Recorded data
'''

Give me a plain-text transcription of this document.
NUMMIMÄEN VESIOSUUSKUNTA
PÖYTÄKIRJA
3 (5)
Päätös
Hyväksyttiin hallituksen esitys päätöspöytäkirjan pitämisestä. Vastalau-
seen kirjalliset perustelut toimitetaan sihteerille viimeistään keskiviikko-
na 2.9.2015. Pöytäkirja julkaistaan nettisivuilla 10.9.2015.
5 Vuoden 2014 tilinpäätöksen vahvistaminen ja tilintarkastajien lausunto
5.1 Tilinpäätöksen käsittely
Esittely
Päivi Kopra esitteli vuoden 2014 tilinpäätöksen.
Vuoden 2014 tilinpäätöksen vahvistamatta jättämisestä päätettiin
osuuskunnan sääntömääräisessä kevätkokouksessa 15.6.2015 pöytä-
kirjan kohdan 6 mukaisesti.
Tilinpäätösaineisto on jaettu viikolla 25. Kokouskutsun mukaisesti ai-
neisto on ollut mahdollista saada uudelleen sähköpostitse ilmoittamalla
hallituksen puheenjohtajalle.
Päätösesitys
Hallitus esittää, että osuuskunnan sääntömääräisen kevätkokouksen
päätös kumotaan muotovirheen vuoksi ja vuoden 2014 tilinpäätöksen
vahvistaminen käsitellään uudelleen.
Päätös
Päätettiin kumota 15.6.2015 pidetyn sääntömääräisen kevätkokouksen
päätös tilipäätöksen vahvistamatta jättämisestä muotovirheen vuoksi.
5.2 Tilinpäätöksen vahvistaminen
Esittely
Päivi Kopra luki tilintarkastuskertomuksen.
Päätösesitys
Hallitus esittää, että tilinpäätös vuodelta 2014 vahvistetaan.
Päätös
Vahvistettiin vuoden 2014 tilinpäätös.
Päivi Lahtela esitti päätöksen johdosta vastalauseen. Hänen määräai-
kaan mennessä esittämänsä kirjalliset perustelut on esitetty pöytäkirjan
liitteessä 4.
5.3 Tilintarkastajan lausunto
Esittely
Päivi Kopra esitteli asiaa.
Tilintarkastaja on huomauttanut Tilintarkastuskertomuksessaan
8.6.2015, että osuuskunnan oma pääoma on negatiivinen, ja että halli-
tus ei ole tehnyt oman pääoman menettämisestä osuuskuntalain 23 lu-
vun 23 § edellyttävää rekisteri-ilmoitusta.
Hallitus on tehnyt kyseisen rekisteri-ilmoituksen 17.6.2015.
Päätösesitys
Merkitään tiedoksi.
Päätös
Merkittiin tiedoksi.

'''

- Given exercise: All of the data above should be transcribed exactly.

- The reply:
Give me a plain-text transcription of this document.
NUMMIMÄEN VESIOSUUSKUNTA
PÖYTÄKIRJA
3 (5)
Päätös
Hyväksyttiin hallituksen esitys päätöspöytäkirjan pitämisestä. Vastalau-
seen kirjalliset perustelut toimitetaan sihteerille viimeistään keskiviikko-
na 2.9.2015. Pöytäkirja julkaistaan nettisivuilla 10.9.2015.
5 Vuoden 2014 tilinpäätöksen vahvistaminen ja tilintarkastajien lausunto
5.1 Tilinpäätöksen käsittely
Esittely
Päivi Kopra esitteli vuoden 2014 tilinpäätöksen.
Vuoden 2014 tilinpäätöksen vahvistamatta jättämisestä päätettiin
osuuskunnan sääntömääräisessä kevätkokouksessa 15.6.2015 pöytä-
kirjan kohdan 6 mukaisesti.
Tilinpäätösaineisto on jaettu viikolla 25. Kokouskutsun mukaisesti ai-
neisto on ollut mahdollista saada uudelleen sähköpostitse ilmoittamalla
hallituksen puheenjohtajalle.
Päätösesitys
Hallitus esittää, että osuuskunnan sääntömääräisen kevätkokouksen
päätös kumotaan muotovirheen vuoksi ja vuoden 2014 tilinpäätöksen
vahvistaminen käsitellään uudelleen.
Päätös
Päätettiin kumota 15.6.2015 pidetyn sääntömääräisen kevätkokouksen
päätös tilipäätöksen vahvistamatta jättämisestä muotovirheen vuoksi.
5.2 Tilinpäätöksen vahvistaminen
Esittely
Päivi Kopra luki tilintarkastuskertomuksen.
Päätösesitys
Hallitus esittää, että tilinpäätös vuodelta 2014 vahvistetaan.
Päätös
Vahvistettiin vuoden 2014 tilinpäätös.
Päivi Lahtela esitti päätöksen johdosta vastalauseen. Hänen määräai-
kaan mennessä esittämänsä kirjalliset perustelut on esitetty pöytäkirjan
liitteessä 4.
5.3 Tilintarkastajan lausunto
Esittely
Päivi Kopra esitteli asiaa.
Tilintarkastaja on huomauttanut Tilintarkastuskertomuksessaan
8.6.2015, että osuuskunnan oma pääoma on negatiivinen, ja että halli-
tus ei ole tehnyt oman pääoman menettämisestä osuuskuntalain 23 lu-
vun 23 § edellyttävää rekisteri-ilmoitusta.
Hallitus on tehnyt kyseisen rekisteri-ilmoituksen 17.6.2015.
Päätösesitys
Merkitään tiedoksi.
Päätös
Merkittiin tiedoksi.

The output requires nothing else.